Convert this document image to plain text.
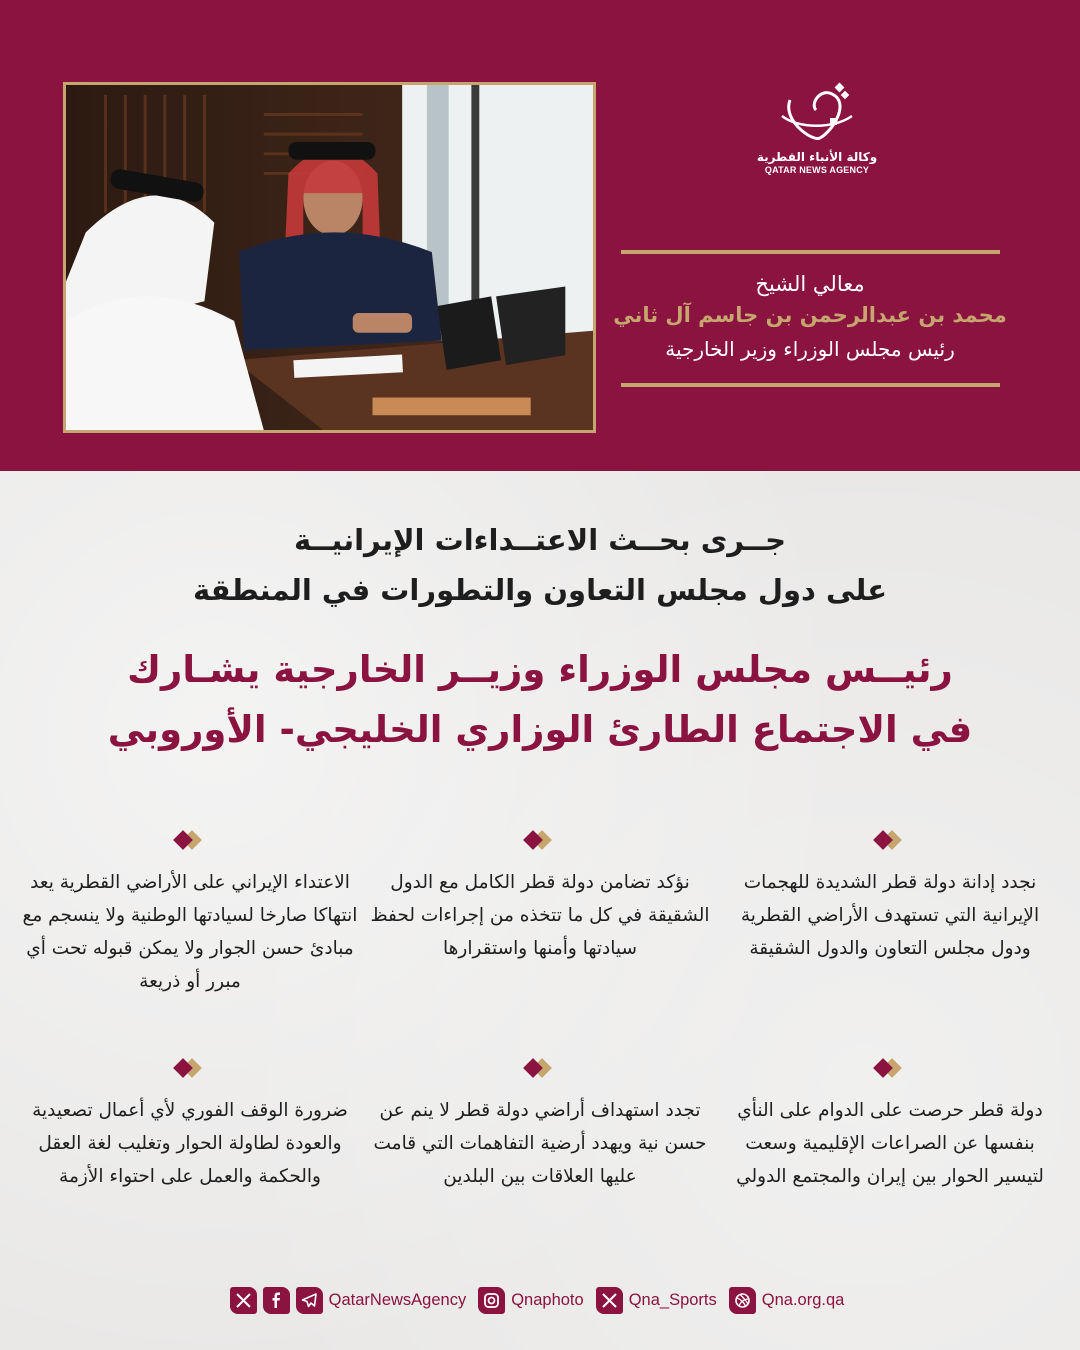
وكالة الأنباء القطرية
QATAR NEWS AGENCY
معالي الشيخ
محمد بن عبدالرحمن بن جاسم آل ثاني
رئيس مجلس الوزراء وزير الخارجية
جــرى بحــث الاعتــداءات الإيرانيــة
على دول مجلس التعاون والتطورات في المنطقة
رئيــس مجلس الوزراء وزيــر الخارجية يشـارك
في الاجتماع الطارئ الوزاري الخليجي- الأوروبي
نجدد إدانة دولة قطر الشديدة للهجمات الإيرانية التي تستهدف الأراضي القطرية ودول مجلس التعاون والدول الشقيقة
نؤكد تضامن دولة قطر الكامل مع الدول الشقيقة في كل ما تتخذه من إجراءات لحفظ سيادتها وأمنها واستقرارها
الاعتداء الإيراني على الأراضي القطرية يعد انتهاكا صارخا لسيادتها الوطنية ولا ينسجم مع مبادئ حسن الجوار ولا يمكن قبوله تحت أي مبرر أو ذريعة
دولة قطر حرصت على الدوام على النأي بنفسها عن الصراعات الإقليمية وسعت لتيسير الحوار بين إيران والمجتمع الدولي
تجدد استهداف أراضي دولة قطر لا ينم عن حسن نية ويهدد أرضية التفاهمات التي قامت عليها العلاقات بين البلدين
ضرورة الوقف الفوري لأي أعمال تصعيدية والعودة لطاولة الحوار وتغليب لغة العقل والحكمة والعمل على احتواء الأزمة
QatarNewsAgency	Qnaphoto	Qna_Sports	Qna.org.qa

● ● ● ● ● ● ●

From the material above, copy everything exactly but the pictures.

Convert this document image to plain text.
وكالة الأنباء القطرية
QATAR NEWS AGENCY
معالي الشيخ
محمد بن عبدالرحمن بن جاسم آل ثاني
رئيس مجلس الوزراء وزير الخارجية
جــرى بحــث الاعتــداءات الإيرانيــة
على دول مجلس التعاون والتطورات في المنطقة
رئيــس مجلس الوزراء وزيــر الخارجية يشـارك
في الاجتماع الطارئ الوزاري الخليجي- الأوروبي
نجدد إدانة دولة قطر الشديدة للهجمات الإيرانية التي تستهدف الأراضي القطرية ودول مجلس التعاون والدول الشقيقة
نؤكد تضامن دولة قطر الكامل مع الدول الشقيقة في كل ما تتخذه من إجراءات لحفظ سيادتها وأمنها واستقرارها
الاعتداء الإيراني على الأراضي القطرية يعد انتهاكا صارخا لسيادتها الوطنية ولا ينسجم مع مبادئ حسن الجوار ولا يمكن قبوله تحت أي مبرر أو ذريعة
دولة قطر حرصت على الدوام على النأي بنفسها عن الصراعات الإقليمية وسعت لتيسير الحوار بين إيران والمجتمع الدولي
تجدد استهداف أراضي دولة قطر لا ينم عن حسن نية ويهدد أرضية التفاهمات التي قامت عليها العلاقات بين البلدين
ضرورة الوقف الفوري لأي أعمال تصعيدية والعودة لطاولة الحوار وتغليب لغة العقل والحكمة والعمل على احتواء الأزمة
QatarNewsAgency	Qnaphoto	Qna_Sports	Qna.org.qa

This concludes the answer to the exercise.